◆ **What you have to do**:
Reproduce the passage on transformational leadership word for word, starting with "Qualities of Transformational" and going on through "masses, shared vision)".

◆ **Quoted passage**:
====

We all have suffered through unforgettably bad bosses, but incredible leaders evoke some of our best memories. Perhaps they were mentors, friends, or confidantes. Something about them motivated us. We wanted to work harder and better for them. We felt guilty if we did not give them our best effort. But, how did they inspire us? Can we identify a trait that made them so different?

We may not know how to explain it, but something in their leadership drew us to them. In today’s terminology, our best leaders probably would be referred to as transformational. Transformational leaders do not rely on “carrots” or “sticks” to get their followers to accomplish the mission. They do not lead through fear and intimidation, but, rather, by respect and compassion. Instead of telling us what to do, they allow us to figure things out on our own. A transformational leader can empathize with us, knowing when to offer encouraging words, as well as when to give us a firm push. Often, these leaders engage in small, subtle, yet powerful gestures that show us how much they care.

Qualities of Transformational Leaders 

There are four key components of transformational leadership, also known as the four I's. These consist of:

  • Intellectual stimulation - a transformational leader challenges followers to be innovative and creative. (outside-the-box thinking)

  • Individualized consideration - a transformational leader demonstrates genuine concern for the needs and feelings of followers.(compassion)

  • Inspirational motivation - a transformational leader has the ability to inspire and motivate followers. (excited masses, shared vision)

====

◆ **Dataset entries**:
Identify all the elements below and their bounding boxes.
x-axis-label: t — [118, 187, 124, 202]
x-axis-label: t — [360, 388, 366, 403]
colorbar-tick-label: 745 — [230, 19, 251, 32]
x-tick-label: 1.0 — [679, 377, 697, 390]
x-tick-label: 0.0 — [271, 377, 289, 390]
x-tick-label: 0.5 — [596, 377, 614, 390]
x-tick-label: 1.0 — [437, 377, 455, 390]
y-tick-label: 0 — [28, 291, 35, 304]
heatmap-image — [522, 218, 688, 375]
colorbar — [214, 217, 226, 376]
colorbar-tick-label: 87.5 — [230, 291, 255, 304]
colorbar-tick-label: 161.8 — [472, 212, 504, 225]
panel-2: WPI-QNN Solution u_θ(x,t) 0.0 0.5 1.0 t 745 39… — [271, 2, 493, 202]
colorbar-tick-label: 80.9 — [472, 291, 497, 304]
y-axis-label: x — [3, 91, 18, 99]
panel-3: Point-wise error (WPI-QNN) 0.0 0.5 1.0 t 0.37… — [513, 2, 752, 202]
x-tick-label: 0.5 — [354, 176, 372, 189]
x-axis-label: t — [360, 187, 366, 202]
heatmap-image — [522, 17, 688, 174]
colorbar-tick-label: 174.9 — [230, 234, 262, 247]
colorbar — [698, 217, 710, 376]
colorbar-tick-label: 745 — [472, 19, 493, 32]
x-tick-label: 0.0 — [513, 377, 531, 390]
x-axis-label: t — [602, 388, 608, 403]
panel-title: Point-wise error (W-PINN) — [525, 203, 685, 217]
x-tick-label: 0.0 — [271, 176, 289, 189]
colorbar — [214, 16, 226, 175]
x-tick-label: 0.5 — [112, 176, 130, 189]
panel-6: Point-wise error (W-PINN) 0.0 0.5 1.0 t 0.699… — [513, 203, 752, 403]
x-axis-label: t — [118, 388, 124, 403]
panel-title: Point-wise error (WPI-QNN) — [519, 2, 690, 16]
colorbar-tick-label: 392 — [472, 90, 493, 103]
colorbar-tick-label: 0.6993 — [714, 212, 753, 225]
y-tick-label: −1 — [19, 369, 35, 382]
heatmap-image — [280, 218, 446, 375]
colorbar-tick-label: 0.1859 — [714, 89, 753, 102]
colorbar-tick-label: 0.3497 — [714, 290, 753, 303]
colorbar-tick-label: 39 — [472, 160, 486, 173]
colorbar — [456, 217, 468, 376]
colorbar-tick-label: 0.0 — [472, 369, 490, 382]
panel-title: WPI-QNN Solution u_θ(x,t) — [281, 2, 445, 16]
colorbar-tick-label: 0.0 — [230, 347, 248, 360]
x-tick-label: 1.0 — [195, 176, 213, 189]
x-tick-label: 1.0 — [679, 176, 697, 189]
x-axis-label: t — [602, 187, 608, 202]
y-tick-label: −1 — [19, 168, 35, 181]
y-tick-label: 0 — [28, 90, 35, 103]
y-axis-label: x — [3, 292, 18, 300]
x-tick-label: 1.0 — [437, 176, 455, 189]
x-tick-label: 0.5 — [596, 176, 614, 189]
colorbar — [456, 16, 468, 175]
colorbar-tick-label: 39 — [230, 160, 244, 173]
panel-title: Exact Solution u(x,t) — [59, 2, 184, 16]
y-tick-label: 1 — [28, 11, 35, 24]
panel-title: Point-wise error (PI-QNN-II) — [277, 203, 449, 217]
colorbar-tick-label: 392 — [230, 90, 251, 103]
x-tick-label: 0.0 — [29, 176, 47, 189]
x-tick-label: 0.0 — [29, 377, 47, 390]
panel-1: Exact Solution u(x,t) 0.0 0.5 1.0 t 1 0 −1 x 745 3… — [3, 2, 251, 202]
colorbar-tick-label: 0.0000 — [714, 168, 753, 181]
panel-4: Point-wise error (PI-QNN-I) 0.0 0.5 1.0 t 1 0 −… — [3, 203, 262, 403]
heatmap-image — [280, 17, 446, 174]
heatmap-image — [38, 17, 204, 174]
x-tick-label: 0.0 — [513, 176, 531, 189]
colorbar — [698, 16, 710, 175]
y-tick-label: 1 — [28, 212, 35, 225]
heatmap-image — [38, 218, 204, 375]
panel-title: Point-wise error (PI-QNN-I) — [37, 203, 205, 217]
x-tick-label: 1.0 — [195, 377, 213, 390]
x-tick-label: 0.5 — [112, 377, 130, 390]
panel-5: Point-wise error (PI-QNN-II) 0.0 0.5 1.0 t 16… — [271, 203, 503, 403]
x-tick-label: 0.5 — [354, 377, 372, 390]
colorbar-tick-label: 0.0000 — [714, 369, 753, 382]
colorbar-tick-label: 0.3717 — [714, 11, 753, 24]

====

◆ **Answer to this problem**:
Qualities of Transformational Leaders 

There are four key components of transformational leadership, also known as the four I's. These consist of:

  • Intellectual stimulation - a transformational leader challenges followers to be innovative and creative. (outside-the-box thinking)

  • Individualized consideration - a transformational leader demonstrates genuine concern for the needs and feelings of followers.(compassion)

  • Inspirational motivation - a transformational leader has the ability to inspire and motivate followers. (excited masses, shared vision)